**Task statement:** Could you transcribe the material below exactly, without leaving out a single line?

## Start Data for this exercise

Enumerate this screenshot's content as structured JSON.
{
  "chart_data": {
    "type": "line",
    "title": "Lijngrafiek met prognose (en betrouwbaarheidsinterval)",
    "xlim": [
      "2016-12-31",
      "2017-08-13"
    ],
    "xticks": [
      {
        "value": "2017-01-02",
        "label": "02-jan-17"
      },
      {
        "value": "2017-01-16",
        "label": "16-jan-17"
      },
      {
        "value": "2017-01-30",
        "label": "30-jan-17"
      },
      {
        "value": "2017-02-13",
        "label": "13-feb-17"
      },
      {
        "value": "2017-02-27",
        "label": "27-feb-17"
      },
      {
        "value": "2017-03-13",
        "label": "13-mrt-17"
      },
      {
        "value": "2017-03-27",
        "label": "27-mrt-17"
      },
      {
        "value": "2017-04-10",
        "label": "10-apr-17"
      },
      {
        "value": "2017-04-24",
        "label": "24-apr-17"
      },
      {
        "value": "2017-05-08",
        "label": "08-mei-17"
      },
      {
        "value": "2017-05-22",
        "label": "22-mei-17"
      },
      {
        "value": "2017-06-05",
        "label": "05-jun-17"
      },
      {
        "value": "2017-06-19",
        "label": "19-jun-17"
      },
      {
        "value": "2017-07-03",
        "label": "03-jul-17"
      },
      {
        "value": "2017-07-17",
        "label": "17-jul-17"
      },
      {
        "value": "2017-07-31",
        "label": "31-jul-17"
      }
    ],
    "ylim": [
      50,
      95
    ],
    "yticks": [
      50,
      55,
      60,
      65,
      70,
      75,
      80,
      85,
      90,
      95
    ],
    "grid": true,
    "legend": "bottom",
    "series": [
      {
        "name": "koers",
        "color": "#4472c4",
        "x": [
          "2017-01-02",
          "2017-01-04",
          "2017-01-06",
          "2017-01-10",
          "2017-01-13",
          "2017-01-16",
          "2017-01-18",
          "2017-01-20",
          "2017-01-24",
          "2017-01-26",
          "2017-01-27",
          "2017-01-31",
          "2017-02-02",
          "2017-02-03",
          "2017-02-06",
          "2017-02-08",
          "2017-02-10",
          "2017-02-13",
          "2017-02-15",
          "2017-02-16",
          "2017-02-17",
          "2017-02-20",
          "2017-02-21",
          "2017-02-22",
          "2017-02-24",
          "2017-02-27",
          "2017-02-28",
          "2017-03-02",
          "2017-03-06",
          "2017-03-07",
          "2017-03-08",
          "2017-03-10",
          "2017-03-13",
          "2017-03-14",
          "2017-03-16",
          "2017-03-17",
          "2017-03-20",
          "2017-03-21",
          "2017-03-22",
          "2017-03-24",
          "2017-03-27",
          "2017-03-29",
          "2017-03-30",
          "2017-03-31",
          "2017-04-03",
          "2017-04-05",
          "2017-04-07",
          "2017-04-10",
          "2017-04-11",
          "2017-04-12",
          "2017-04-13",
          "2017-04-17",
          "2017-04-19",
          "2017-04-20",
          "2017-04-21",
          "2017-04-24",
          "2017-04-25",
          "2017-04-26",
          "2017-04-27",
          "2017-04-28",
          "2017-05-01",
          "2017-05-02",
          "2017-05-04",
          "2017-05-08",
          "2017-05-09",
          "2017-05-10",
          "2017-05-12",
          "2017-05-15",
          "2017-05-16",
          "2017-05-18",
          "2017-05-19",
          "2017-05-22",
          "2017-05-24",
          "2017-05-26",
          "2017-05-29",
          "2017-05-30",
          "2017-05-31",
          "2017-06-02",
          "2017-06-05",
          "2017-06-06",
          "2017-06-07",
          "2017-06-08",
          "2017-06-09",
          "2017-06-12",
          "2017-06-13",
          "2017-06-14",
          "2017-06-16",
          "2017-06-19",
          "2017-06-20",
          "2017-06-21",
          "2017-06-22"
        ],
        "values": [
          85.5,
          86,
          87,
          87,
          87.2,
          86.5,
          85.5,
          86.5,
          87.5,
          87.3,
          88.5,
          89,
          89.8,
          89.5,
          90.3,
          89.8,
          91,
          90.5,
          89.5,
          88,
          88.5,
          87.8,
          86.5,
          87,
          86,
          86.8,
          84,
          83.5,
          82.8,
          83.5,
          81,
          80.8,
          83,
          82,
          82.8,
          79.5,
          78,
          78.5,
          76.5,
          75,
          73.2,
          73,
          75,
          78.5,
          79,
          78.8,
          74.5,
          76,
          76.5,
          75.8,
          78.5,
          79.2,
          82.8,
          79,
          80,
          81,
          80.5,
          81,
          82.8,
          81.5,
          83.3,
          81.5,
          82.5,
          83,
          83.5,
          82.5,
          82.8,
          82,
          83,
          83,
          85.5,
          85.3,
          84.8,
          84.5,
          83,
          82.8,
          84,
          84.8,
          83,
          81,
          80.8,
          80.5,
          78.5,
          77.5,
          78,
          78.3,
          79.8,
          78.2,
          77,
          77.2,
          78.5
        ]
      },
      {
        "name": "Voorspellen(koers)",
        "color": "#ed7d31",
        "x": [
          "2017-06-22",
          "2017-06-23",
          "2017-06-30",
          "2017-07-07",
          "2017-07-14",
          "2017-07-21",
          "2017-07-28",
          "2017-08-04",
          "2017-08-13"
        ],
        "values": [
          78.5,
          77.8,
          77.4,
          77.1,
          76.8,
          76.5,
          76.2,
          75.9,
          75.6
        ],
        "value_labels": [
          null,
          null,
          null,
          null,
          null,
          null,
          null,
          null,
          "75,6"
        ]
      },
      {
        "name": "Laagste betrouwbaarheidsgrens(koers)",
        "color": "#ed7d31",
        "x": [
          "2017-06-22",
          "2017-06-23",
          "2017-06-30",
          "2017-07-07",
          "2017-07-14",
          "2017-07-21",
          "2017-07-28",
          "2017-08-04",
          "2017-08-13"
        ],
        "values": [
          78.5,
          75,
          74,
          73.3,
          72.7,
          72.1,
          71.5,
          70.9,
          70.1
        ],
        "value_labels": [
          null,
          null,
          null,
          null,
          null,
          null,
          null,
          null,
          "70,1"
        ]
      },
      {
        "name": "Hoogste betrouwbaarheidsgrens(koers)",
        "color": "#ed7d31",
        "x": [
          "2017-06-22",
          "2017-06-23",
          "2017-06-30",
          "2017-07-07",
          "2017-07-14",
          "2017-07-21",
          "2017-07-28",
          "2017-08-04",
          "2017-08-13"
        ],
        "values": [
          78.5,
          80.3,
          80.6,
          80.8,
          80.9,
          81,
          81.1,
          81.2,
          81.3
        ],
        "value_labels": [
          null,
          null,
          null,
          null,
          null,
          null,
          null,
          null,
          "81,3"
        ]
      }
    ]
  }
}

## End Data for this exercise

**Response to this task:**
Enumerate this screenshot's content as structured JSON.
{
  "chart_data": {
    "type": "line",
    "title": "Lijngrafiek met prognose (en betrouwbaarheidsinterval)",
    "xlim": [
      "2016-12-31",
      "2017-08-13"
    ],
    "xticks": [
      {
        "value": "2017-01-02",
        "label": "02-jan-17"
      },
      {
        "value": "2017-01-16",
        "label": "16-jan-17"
      },
      {
        "value": "2017-01-30",
        "label": "30-jan-17"
      },
      {
        "value": "2017-02-13",
        "label": "13-feb-17"
      },
      {
        "value": "2017-02-27",
        "label": "27-feb-17"
      },
      {
        "value": "2017-03-13",
        "label": "13-mrt-17"
      },
      {
        "value": "2017-03-27",
        "label": "27-mrt-17"
      },
      {
        "value": "2017-04-10",
        "label": "10-apr-17"
      },
      {
        "value": "2017-04-24",
        "label": "24-apr-17"
      },
      {
        "value": "2017-05-08",
        "label": "08-mei-17"
      },
      {
        "value": "2017-05-22",
        "label": "22-mei-17"
      },
      {
        "value": "2017-06-05",
        "label": "05-jun-17"
      },
      {
        "value": "2017-06-19",
        "label": "19-jun-17"
      },
      {
        "value": "2017-07-03",
        "label": "03-jul-17"
      },
      {
        "value": "2017-07-17",
        "label": "17-jul-17"
      },
      {
        "value": "2017-07-31",
        "label": "31-jul-17"
      }
    ],
    "ylim": [
      50,
      95
    ],
    "yticks": [
      50,
      55,
      60,
      65,
      70,
      75,
      80,
      85,
      90,
      95
    ],
    "grid": true,
    "legend": "bottom",
    "series": [
      {
        "name": "koers",
        "color": "#4472c4",
        "x": [
          "2017-01-02",
          "2017-01-04",
          "2017-01-06",
          "2017-01-10",
          "2017-01-13",
          "2017-01-16",
          "2017-01-18",
          "2017-01-20",
          "2017-01-24",
          "2017-01-26",
          "2017-01-27",
          "2017-01-31",
          "2017-02-02",
          "2017-02-03",
          "2017-02-06",
          "2017-02-08",
          "2017-02-10",
          "2017-02-13",
          "2017-02-15",
          "2017-02-16",
          "2017-02-17",
          "2017-02-20",
          "2017-02-21",
          "2017-02-22",
          "2017-02-24",
          "2017-02-27",
          "2017-02-28",
          "2017-03-02",
          "2017-03-06",
          "2017-03-07",
          "2017-03-08",
          "2017-03-10",
          "2017-03-13",
          "2017-03-14",
          "2017-03-16",
          "2017-03-17",
          "2017-03-20",
          "2017-03-21",
          "2017-03-22",
          "2017-03-24",
          "2017-03-27",
          "2017-03-29",
          "2017-03-30",
          "2017-03-31",
          "2017-04-03",
          "2017-04-05",
          "2017-04-07",
          "2017-04-10",
          "2017-04-11",
          "2017-04-12",
          "2017-04-13",
          "2017-04-17",
          "2017-04-19",
          "2017-04-20",
          "2017-04-21",
          "2017-04-24",
          "2017-04-25",
          "2017-04-26",
          "2017-04-27",
          "2017-04-28",
          "2017-05-01",
          "2017-05-02",
          "2017-05-04",
          "2017-05-08",
          "2017-05-09",
          "2017-05-10",
          "2017-05-12",
          "2017-05-15",
          "2017-05-16",
          "2017-05-18",
          "2017-05-19",
          "2017-05-22",
          "2017-05-24",
          "2017-05-26",
          "2017-05-29",
          "2017-05-30",
          "2017-05-31",
          "2017-06-02",
          "2017-06-05",
          "2017-06-06",
          "2017-06-07",
          "2017-06-08",
          "2017-06-09",
          "2017-06-12",
          "2017-06-13",
          "2017-06-14",
          "2017-06-16",
          "2017-06-19",
          "2017-06-20",
          "2017-06-21",
          "2017-06-22"
        ],
        "values": [
          85.5,
          86,
          87,
          87,
          87.2,
          86.5,
          85.5,
          86.5,
          87.5,
          87.3,
          88.5,
          89,
          89.8,
          89.5,
          90.3,
          89.8,
          91,
          90.5,
          89.5,
          88,
          88.5,
          87.8,
          86.5,
          87,
          86,
          86.8,
          84,
          83.5,
          82.8,
          83.5,
          81,
          80.8,
          83,
          82,
          82.8,
          79.5,
          78,
          78.5,
          76.5,
          75,
          73.2,
          73,
          75,
          78.5,
          79,
          78.8,
          74.5,
          76,
          76.5,
          75.8,
          78.5,
          79.2,
          82.8,
          79,
          80,
          81,
          80.5,
          81,
          82.8,
          81.5,
          83.3,
          81.5,
          82.5,
          83,
          83.5,
          82.5,
          82.8,
          82,
          83,
          83,
          85.5,
          85.3,
          84.8,
          84.5,
          83,
          82.8,
          84,
          84.8,
          83,
          81,
          80.8,
          80.5,
          78.5,
          77.5,
          78,
          78.3,
          79.8,
          78.2,
          77,
          77.2,
          78.5
        ]
      },
      {
        "name": "Voorspellen(koers)",
        "color": "#ed7d31",
        "x": [
          "2017-06-22",
          "2017-06-23",
          "2017-06-30",
          "2017-07-07",
          "2017-07-14",
          "2017-07-21",
          "2017-07-28",
          "2017-08-04",
          "2017-08-13"
        ],
        "values": [
          78.5,
          77.8,
          77.4,
          77.1,
          76.8,
          76.5,
          76.2,
          75.9,
          75.6
        ],
        "value_labels": [
          null,
          null,
          null,
          null,
          null,
          null,
          null,
          null,
          "75,6"
        ]
      },
      {
        "name": "Laagste betrouwbaarheidsgrens(koers)",
        "color": "#ed7d31",
        "x": [
          "2017-06-22",
          "2017-06-23",
          "2017-06-30",
          "2017-07-07",
          "2017-07-14",
          "2017-07-21",
          "2017-07-28",
          "2017-08-04",
          "2017-08-13"
        ],
        "values": [
          78.5,
          75,
          74,
          73.3,
          72.7,
          72.1,
          71.5,
          70.9,
          70.1
        ],
        "value_labels": [
          null,
          null,
          null,
          null,
          null,
          null,
          null,
          null,
          "70,1"
        ]
      },
      {
        "name": "Hoogste betrouwbaarheidsgrens(koers)",
        "color": "#ed7d31",
        "x": [
          "2017-06-22",
          "2017-06-23",
          "2017-06-30",
          "2017-07-07",
          "2017-07-14",
          "2017-07-21",
          "2017-07-28",
          "2017-08-04",
          "2017-08-13"
        ],
        "values": [
          78.5,
          80.3,
          80.6,
          80.8,
          80.9,
          81,
          81.1,
          81.2,
          81.3
        ],
        "value_labels": [
          null,
          null,
          null,
          null,
          null,
          null,
          null,
          null,
          "81,3"
        ]
      }
    ]
  }
}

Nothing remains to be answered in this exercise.